Entries from a dataset:
--- begin ---

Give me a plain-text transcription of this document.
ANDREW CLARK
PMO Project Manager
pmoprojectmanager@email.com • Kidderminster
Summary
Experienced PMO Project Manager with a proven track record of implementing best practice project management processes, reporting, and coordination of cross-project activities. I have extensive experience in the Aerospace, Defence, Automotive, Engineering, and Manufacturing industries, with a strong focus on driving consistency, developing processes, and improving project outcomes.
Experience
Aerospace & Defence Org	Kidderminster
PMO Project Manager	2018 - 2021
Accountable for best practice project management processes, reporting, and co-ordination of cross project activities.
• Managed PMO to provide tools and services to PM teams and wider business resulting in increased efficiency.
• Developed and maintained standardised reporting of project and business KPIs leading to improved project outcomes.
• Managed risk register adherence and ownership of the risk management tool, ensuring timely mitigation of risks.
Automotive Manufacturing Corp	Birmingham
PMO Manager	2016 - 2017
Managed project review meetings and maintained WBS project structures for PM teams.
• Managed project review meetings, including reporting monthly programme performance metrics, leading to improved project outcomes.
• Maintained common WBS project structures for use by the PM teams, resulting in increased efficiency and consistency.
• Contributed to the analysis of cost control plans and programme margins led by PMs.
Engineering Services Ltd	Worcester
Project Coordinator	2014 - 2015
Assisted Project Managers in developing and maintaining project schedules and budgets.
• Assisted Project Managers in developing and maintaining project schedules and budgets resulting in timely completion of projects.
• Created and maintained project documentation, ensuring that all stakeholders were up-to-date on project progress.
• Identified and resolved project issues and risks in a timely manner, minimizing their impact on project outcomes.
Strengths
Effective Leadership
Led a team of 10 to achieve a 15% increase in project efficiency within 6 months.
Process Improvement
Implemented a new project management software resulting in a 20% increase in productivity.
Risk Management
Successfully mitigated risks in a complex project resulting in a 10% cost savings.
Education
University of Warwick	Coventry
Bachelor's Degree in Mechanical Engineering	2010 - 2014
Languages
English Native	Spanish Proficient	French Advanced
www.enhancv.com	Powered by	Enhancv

--- end ---

- **TASK BRIEF**
Search the records for the word "maintaining" and copy every line where it occurs.

- **SOLUTION FOR THIS EXERCISE**
Assisted Project Managers in developing and maintaining project schedules and budgets.
• Assisted Project Managers in developing and maintaining project schedules and budgets resulting in timely completion of projects.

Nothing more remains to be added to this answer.